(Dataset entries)
- - -

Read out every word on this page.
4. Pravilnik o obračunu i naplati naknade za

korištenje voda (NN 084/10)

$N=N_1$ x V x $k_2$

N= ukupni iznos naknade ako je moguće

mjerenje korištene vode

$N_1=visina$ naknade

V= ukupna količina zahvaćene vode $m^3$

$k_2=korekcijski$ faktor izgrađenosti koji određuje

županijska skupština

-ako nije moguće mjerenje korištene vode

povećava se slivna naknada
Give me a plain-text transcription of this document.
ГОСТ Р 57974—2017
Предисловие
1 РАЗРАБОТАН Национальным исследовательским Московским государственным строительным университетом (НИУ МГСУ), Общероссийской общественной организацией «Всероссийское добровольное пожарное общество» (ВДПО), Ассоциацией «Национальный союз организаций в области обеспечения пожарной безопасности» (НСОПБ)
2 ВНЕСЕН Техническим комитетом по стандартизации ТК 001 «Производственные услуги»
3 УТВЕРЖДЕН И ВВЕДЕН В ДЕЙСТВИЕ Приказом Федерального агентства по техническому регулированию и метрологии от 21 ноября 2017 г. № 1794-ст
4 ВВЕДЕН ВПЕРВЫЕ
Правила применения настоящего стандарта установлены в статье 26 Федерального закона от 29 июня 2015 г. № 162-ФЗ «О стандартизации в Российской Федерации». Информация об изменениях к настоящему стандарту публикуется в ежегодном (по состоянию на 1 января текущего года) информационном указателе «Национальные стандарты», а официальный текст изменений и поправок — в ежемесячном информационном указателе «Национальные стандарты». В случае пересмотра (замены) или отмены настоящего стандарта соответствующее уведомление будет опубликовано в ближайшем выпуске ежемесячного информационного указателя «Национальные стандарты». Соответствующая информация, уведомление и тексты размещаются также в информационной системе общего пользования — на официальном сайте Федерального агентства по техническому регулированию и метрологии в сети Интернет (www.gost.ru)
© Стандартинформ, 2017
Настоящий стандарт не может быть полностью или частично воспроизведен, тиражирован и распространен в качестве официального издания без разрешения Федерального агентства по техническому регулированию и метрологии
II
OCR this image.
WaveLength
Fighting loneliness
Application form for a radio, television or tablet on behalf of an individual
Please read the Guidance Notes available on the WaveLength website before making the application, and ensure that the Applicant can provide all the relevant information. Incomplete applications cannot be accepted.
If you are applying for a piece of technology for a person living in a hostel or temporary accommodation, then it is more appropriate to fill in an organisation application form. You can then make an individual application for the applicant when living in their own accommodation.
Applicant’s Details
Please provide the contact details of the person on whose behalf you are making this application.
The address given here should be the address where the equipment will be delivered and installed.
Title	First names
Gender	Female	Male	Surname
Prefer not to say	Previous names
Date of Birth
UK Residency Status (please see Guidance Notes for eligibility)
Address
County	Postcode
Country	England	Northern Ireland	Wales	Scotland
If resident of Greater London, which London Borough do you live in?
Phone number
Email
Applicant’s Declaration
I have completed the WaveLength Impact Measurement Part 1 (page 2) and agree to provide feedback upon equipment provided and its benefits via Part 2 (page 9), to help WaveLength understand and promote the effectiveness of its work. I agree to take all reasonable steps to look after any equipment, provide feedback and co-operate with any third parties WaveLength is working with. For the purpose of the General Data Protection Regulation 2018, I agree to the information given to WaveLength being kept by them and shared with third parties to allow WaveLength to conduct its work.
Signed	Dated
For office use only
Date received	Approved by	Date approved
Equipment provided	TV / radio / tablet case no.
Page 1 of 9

- - -

• _To be done_
Copy all the records above exactly, missing none.

• _Full solution_
Read out every word on this page.
4. Pravilnik o obračunu i naplati naknade za

korištenje voda (NN 084/10)

$N=N_1$ x V x $k_2$

N= ukupni iznos naknade ako je moguće

mjerenje korištene vode

$N_1=visina$ naknade

V= ukupna količina zahvaćene vode $m^3$

$k_2=korekcijski$ faktor izgrađenosti koji određuje

županijska skupština

-ako nije moguće mjerenje korištene vode

povećava se slivna naknada
Give me a plain-text transcription of this document.
ГОСТ Р 57974—2017
Предисловие
1 РАЗРАБОТАН Национальным исследовательским Московским государственным строительным университетом (НИУ МГСУ), Общероссийской общественной организацией «Всероссийское добровольное пожарное общество» (ВДПО), Ассоциацией «Национальный союз организаций в области обеспечения пожарной безопасности» (НСОПБ)
2 ВНЕСЕН Техническим комитетом по стандартизации ТК 001 «Производственные услуги»
3 УТВЕРЖДЕН И ВВЕДЕН В ДЕЙСТВИЕ Приказом Федерального агентства по техническому регулированию и метрологии от 21 ноября 2017 г. № 1794-ст
4 ВВЕДЕН ВПЕРВЫЕ
Правила применения настоящего стандарта установлены в статье 26 Федерального закона от 29 июня 2015 г. № 162-ФЗ «О стандартизации в Российской Федерации». Информация об изменениях к настоящему стандарту публикуется в ежегодном (по состоянию на 1 января текущего года) информационном указателе «Национальные стандарты», а официальный текст изменений и поправок — в ежемесячном информационном указателе «Национальные стандарты». В случае пересмотра (замены) или отмены настоящего стандарта соответствующее уведомление будет опубликовано в ближайшем выпуске ежемесячного информационного указателя «Национальные стандарты». Соответствующая информация, уведомление и тексты размещаются также в информационной системе общего пользования — на официальном сайте Федерального агентства по техническому регулированию и метрологии в сети Интернет (www.gost.ru)
© Стандартинформ, 2017
Настоящий стандарт не может быть полностью или частично воспроизведен, тиражирован и распространен в качестве официального издания без разрешения Федерального агентства по техническому регулированию и метрологии
II
OCR this image.
WaveLength
Fighting loneliness
Application form for a radio, television or tablet on behalf of an individual
Please read the Guidance Notes available on the WaveLength website before making the application, and ensure that the Applicant can provide all the relevant information. Incomplete applications cannot be accepted.
If you are applying for a piece of technology for a person living in a hostel or temporary accommodation, then it is more appropriate to fill in an organisation application form. You can then make an individual application for the applicant when living in their own accommodation.
Applicant’s Details
Please provide the contact details of the person on whose behalf you are making this application.
The address given here should be the address where the equipment will be delivered and installed.
Title	First names
Gender	Female	Male	Surname
Prefer not to say	Previous names
Date of Birth
UK Residency Status (please see Guidance Notes for eligibility)
Address
County	Postcode
Country	England	Northern Ireland	Wales	Scotland
If resident of Greater London, which London Borough do you live in?
Phone number
Email
Applicant’s Declaration
I have completed the WaveLength Impact Measurement Part 1 (page 2) and agree to provide feedback upon equipment provided and its benefits via Part 2 (page 9), to help WaveLength understand and promote the effectiveness of its work. I agree to take all reasonable steps to look after any equipment, provide feedback and co-operate with any third parties WaveLength is working with. For the purpose of the General Data Protection Regulation 2018, I agree to the information given to WaveLength being kept by them and shared with third parties to allow WaveLength to conduct its work.
Signed	Dated
For office use only
Date received	Approved by	Date approved
Equipment provided	TV / radio / tablet case no.
Page 1 of 9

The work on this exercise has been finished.